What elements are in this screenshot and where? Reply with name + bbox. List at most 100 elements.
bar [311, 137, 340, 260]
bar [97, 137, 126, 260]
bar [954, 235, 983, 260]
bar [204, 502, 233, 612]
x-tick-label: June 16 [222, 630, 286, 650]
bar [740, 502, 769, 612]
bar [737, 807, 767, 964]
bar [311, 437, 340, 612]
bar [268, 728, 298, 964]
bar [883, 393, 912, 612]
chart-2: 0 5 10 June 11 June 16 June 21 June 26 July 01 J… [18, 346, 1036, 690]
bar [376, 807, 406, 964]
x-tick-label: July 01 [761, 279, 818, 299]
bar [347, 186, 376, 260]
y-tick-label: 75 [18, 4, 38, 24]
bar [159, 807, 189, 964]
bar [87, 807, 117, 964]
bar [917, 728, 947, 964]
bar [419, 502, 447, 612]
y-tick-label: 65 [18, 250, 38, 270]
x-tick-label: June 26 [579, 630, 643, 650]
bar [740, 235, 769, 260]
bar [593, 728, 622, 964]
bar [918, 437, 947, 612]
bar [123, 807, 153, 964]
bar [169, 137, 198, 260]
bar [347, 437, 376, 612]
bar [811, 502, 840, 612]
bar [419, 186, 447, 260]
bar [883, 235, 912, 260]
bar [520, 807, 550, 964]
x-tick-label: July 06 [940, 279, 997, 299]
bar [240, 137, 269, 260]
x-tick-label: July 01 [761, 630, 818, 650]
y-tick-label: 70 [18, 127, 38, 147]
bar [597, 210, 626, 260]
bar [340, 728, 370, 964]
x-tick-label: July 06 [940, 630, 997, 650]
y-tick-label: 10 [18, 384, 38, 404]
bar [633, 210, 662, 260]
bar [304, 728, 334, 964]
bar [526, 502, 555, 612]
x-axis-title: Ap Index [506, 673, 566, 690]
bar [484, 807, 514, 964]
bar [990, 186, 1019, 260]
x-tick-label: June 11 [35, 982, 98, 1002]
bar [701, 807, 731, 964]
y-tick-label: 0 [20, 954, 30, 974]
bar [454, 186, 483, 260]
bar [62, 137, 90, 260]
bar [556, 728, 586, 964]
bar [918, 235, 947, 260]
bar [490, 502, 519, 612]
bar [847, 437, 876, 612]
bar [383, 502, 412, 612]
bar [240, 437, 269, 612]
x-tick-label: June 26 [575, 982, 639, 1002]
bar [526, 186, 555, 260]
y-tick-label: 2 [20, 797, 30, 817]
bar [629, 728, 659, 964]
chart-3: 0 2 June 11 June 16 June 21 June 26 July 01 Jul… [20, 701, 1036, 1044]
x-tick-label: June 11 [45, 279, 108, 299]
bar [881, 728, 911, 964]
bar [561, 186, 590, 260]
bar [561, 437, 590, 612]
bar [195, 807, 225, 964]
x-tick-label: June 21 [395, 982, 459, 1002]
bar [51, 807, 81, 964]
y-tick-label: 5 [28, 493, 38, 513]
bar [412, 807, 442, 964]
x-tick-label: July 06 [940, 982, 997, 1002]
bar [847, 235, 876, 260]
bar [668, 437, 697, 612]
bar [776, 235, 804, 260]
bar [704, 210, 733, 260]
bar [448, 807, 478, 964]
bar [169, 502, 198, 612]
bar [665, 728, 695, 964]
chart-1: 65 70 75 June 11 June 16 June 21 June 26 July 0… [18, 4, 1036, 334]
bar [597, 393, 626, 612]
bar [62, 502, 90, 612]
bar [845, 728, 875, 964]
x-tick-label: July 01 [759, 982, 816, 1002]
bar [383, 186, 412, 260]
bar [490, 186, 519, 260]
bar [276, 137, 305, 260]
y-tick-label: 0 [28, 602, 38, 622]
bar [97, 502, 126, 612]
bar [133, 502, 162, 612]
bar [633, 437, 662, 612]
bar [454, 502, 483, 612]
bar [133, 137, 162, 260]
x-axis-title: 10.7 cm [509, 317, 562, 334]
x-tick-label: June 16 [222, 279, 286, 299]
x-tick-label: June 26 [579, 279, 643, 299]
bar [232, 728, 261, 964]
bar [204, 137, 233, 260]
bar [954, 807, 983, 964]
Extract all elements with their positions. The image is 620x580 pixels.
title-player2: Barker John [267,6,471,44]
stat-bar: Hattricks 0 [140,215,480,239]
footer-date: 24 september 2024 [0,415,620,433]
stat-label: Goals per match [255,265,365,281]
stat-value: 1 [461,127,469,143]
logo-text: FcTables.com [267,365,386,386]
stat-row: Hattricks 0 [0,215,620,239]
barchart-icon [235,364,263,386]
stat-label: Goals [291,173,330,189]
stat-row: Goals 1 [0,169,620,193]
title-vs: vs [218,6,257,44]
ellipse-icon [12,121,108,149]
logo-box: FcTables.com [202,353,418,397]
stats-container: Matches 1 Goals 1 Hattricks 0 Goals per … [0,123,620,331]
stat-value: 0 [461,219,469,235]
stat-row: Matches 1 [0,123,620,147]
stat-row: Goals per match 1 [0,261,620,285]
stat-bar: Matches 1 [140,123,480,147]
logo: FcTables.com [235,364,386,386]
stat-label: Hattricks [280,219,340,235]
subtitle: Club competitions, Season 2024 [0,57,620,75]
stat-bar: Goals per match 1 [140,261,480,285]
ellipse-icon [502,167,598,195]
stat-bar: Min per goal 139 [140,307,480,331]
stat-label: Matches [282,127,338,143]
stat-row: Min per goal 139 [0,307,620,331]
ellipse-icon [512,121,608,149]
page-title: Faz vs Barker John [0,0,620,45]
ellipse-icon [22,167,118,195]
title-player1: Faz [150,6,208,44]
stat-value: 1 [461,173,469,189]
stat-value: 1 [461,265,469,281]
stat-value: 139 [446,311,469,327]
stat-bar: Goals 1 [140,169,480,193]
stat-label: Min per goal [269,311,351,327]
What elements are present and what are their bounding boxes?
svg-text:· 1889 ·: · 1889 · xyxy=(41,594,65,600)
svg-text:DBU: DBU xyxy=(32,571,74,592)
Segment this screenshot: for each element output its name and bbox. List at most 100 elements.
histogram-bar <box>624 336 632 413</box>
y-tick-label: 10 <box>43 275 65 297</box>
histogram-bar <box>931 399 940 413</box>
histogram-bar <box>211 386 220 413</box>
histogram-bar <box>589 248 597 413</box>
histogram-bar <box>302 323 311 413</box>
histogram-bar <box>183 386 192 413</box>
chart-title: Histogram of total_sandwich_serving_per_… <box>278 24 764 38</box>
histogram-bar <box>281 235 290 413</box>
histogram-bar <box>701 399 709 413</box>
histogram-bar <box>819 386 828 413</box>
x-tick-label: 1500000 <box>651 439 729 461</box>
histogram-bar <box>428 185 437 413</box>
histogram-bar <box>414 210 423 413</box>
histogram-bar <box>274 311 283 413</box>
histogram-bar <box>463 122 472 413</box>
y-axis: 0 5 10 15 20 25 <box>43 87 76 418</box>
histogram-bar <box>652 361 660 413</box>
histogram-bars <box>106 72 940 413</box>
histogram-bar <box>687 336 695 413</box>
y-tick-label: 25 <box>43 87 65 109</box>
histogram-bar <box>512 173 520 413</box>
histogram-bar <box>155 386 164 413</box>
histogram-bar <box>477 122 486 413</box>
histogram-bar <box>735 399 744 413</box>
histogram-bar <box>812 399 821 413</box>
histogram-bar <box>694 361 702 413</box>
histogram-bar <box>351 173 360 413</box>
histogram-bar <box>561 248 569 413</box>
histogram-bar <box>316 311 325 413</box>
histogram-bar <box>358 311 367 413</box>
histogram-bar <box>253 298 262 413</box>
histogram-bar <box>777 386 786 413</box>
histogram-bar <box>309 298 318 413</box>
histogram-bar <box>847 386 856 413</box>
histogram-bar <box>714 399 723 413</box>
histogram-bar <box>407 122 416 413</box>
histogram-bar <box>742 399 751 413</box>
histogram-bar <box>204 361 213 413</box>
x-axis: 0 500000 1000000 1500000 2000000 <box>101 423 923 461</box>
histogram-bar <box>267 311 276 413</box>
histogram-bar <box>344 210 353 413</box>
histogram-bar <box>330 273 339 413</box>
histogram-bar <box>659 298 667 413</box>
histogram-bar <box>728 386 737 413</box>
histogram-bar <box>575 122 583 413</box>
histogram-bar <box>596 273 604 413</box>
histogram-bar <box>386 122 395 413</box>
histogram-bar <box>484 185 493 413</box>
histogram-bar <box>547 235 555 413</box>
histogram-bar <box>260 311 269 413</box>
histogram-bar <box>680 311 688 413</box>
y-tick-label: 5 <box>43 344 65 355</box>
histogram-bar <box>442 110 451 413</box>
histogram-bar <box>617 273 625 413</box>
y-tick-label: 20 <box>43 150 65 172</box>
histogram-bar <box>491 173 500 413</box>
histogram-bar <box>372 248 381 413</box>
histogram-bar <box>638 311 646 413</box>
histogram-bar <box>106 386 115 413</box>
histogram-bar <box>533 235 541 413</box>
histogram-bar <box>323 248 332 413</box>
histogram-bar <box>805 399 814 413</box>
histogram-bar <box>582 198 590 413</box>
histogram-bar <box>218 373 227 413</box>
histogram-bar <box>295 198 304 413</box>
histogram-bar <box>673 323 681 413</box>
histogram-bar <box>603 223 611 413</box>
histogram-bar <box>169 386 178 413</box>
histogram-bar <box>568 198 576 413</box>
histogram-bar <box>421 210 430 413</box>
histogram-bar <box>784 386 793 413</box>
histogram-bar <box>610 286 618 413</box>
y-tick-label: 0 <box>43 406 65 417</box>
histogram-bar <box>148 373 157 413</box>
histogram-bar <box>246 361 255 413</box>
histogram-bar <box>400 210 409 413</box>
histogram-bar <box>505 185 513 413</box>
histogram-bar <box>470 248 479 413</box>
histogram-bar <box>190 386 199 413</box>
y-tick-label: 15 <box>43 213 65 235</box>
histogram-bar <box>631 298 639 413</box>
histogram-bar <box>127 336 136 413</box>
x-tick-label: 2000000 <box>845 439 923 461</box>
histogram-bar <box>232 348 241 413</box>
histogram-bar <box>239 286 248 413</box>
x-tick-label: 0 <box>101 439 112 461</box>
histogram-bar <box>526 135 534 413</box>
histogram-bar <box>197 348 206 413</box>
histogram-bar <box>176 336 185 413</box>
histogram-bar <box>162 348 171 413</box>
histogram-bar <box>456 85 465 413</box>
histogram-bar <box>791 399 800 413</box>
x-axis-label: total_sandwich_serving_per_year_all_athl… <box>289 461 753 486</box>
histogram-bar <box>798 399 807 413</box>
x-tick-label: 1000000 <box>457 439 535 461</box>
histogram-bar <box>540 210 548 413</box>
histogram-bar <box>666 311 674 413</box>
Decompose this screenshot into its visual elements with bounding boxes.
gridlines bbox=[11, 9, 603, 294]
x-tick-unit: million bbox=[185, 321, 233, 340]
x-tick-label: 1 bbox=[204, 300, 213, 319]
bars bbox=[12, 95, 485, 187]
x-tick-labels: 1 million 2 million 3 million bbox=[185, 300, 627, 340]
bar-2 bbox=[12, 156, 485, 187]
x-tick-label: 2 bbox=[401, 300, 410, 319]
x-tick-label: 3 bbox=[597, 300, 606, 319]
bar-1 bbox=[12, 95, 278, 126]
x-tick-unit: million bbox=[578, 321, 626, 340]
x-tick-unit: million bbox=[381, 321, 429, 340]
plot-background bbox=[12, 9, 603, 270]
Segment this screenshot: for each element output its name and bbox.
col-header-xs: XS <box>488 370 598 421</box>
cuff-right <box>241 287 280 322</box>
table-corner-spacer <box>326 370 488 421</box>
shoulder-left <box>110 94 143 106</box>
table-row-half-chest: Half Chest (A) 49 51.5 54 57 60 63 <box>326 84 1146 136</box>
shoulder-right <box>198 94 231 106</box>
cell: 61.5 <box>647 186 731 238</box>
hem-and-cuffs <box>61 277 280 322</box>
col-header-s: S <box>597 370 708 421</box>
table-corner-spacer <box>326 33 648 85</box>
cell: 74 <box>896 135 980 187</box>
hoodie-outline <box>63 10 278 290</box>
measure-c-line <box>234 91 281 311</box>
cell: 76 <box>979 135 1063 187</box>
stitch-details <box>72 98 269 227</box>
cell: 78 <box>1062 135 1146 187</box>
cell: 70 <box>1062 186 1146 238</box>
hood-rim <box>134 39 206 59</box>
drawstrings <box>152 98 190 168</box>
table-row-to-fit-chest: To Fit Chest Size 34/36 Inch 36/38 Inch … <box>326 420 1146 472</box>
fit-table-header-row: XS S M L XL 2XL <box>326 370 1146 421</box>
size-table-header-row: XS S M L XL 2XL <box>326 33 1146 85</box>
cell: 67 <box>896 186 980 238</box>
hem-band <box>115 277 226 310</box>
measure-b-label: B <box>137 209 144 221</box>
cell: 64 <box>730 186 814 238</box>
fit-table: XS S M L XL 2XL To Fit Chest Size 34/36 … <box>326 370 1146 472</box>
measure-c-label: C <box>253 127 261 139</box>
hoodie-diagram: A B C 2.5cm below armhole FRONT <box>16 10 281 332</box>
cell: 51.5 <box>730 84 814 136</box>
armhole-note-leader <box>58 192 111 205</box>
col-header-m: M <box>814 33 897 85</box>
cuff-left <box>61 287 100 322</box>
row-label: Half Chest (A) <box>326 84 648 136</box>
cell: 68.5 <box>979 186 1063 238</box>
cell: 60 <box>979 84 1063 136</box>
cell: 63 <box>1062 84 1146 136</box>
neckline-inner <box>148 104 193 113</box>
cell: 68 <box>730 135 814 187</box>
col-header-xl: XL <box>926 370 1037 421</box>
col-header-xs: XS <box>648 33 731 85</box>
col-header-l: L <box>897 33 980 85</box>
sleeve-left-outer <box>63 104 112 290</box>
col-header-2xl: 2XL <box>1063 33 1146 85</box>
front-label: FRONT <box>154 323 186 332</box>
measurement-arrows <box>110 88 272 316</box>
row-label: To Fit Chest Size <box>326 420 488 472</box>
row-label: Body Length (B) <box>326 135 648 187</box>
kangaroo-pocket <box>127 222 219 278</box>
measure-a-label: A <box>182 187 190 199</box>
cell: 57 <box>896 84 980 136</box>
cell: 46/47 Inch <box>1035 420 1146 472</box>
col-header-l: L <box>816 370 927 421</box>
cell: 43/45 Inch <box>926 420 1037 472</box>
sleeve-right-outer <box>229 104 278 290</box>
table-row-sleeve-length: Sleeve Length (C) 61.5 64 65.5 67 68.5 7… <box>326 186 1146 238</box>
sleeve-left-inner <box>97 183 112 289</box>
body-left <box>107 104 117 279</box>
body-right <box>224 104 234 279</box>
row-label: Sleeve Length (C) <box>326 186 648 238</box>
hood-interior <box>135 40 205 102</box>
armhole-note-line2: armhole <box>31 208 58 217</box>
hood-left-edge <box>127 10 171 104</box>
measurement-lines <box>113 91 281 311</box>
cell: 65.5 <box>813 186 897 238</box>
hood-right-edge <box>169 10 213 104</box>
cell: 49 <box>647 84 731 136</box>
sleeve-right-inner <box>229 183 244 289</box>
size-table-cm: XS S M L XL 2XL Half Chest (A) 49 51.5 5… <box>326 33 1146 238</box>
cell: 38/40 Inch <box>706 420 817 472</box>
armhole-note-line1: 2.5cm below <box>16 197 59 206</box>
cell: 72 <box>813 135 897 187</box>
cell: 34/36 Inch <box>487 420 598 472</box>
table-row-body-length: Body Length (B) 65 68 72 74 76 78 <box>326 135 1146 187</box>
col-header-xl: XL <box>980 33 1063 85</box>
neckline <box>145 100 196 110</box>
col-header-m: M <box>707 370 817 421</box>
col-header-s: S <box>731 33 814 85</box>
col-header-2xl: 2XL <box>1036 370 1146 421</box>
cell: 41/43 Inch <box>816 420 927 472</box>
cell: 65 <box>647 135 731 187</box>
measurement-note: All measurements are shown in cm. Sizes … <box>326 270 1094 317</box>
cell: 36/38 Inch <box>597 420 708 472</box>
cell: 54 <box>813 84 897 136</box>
____________________
### [PROMPT]
Retype the records from their first line through the line containing "y-tick-label: 65 [18, 250, 38, 270]", keeping both ends and changing nothing.

### [FINISHED EXERCISE]
What elements are in this screenshot and where? Reply with name + bbox. List at most 100 elements.
bar [311, 137, 340, 260]
bar [97, 137, 126, 260]
bar [954, 235, 983, 260]
bar [204, 502, 233, 612]
x-tick-label: June 16 [222, 630, 286, 650]
bar [740, 502, 769, 612]
bar [737, 807, 767, 964]
bar [311, 437, 340, 612]
bar [268, 728, 298, 964]
bar [883, 393, 912, 612]
chart-2: 0 5 10 June 11 June 16 June 21 June 26 July 01 J… [18, 346, 1036, 690]
bar [376, 807, 406, 964]
x-tick-label: July 01 [761, 279, 818, 299]
bar [347, 186, 376, 260]
y-tick-label: 75 [18, 4, 38, 24]
bar [159, 807, 189, 964]
bar [87, 807, 117, 964]
bar [917, 728, 947, 964]
bar [419, 502, 447, 612]
y-tick-label: 65 [18, 250, 38, 270]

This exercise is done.